→ Work instruction
Go through the listing below, count the lines that contain "Africa", and state the number alone.

→ Supplied data
···

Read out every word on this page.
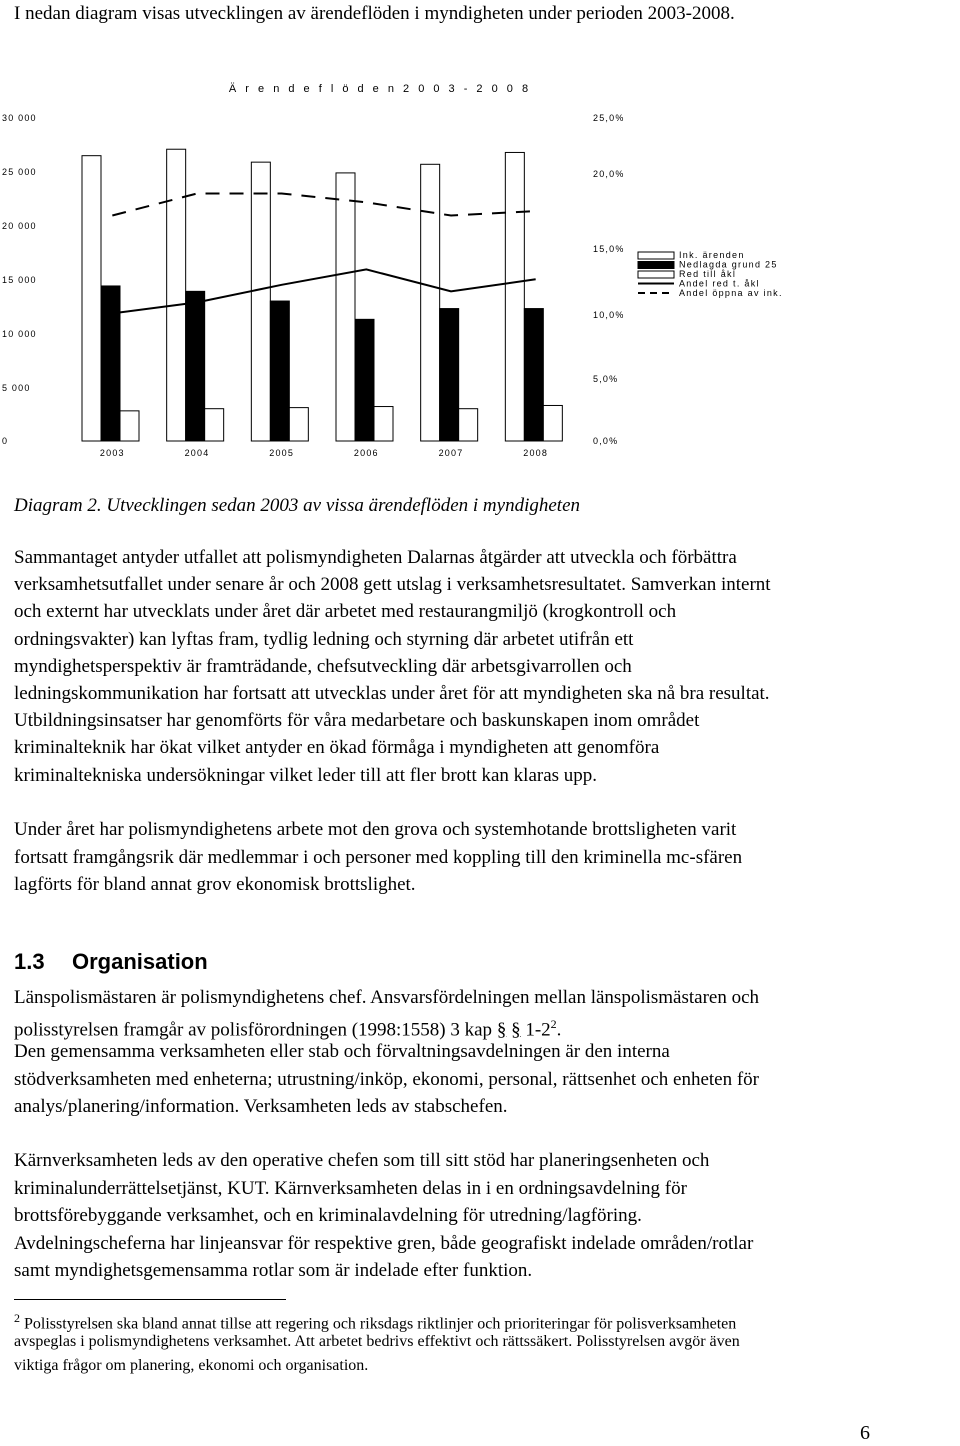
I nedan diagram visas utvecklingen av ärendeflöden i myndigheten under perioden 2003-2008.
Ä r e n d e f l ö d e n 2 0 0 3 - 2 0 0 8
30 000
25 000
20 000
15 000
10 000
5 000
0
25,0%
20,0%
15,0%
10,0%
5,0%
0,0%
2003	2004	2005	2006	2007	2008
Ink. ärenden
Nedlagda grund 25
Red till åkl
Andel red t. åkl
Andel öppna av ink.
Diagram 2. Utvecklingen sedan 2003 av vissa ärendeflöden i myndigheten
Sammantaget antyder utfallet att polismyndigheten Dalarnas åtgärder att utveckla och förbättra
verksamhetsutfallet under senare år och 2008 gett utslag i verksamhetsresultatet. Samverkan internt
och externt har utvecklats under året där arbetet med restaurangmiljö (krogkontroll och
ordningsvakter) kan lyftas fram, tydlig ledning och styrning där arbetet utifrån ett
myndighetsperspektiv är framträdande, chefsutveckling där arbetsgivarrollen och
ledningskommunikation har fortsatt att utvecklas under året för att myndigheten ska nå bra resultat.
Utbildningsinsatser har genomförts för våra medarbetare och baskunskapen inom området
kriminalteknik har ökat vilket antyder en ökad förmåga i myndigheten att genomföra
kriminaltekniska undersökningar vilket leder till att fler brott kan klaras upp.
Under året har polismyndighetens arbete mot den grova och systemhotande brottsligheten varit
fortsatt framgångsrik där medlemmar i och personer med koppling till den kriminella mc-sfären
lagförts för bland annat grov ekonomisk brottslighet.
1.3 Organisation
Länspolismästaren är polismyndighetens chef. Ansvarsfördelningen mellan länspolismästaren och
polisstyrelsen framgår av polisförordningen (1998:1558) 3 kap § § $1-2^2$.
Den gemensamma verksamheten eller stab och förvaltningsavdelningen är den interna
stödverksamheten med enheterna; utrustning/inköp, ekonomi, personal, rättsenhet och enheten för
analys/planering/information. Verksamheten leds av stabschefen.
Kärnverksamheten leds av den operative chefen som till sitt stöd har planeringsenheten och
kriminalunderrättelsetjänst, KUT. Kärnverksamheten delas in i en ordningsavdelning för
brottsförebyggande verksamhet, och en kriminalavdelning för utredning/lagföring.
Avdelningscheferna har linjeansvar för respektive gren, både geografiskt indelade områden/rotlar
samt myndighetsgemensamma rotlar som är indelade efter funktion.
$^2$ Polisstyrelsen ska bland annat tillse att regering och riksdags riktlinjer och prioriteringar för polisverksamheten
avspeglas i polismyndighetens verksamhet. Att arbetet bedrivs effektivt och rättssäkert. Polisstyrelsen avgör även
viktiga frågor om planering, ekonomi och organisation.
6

···

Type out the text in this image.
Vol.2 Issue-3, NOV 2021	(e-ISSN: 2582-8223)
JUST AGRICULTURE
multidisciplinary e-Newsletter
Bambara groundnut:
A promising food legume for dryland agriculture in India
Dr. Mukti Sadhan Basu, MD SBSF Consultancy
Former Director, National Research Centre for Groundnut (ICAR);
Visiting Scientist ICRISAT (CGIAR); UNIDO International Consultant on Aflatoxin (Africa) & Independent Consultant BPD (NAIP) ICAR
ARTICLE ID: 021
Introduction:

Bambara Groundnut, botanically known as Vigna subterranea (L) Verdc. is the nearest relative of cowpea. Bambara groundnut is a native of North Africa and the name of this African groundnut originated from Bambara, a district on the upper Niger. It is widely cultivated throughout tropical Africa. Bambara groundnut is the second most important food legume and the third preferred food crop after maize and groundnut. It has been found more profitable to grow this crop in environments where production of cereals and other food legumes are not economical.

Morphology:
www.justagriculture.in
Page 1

···

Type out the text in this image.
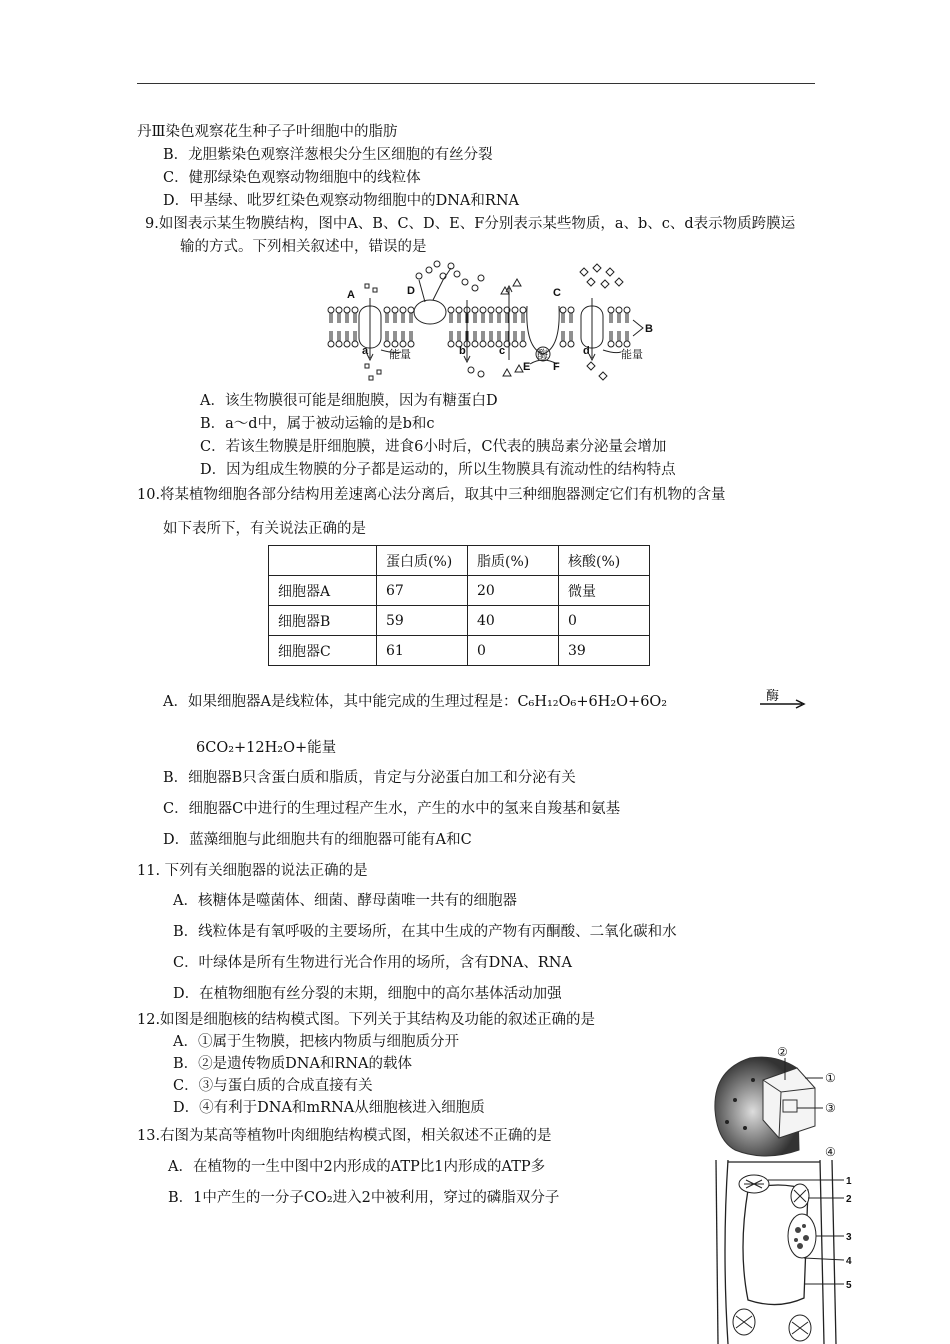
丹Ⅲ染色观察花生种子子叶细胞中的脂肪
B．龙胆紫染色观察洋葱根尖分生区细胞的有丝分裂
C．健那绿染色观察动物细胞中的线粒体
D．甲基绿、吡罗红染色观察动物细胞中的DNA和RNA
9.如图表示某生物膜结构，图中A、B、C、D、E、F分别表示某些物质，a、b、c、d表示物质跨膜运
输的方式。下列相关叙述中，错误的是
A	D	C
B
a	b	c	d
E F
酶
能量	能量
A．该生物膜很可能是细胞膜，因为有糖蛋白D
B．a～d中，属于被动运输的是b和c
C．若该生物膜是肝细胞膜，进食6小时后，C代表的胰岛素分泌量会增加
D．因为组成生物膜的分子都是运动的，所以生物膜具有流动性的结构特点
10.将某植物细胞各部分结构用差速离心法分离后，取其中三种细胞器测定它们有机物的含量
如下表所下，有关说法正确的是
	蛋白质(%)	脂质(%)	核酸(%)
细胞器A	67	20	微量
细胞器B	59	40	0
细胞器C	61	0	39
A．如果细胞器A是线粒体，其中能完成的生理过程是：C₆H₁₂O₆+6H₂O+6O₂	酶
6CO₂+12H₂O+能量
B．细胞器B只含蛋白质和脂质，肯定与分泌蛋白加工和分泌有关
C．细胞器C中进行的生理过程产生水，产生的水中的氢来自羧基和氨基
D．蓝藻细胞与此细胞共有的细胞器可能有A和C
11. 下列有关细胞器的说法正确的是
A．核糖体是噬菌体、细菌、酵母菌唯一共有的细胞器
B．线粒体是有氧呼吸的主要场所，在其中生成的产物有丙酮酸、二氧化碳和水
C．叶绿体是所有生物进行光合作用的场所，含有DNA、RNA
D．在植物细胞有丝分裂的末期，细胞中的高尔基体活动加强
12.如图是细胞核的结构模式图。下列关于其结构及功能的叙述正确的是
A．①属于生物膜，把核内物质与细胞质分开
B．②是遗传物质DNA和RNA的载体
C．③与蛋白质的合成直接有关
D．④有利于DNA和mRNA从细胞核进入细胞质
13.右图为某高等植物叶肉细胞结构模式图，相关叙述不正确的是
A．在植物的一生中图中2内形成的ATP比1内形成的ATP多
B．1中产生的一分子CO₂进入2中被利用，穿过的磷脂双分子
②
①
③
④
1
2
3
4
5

···

→ Solved problem
2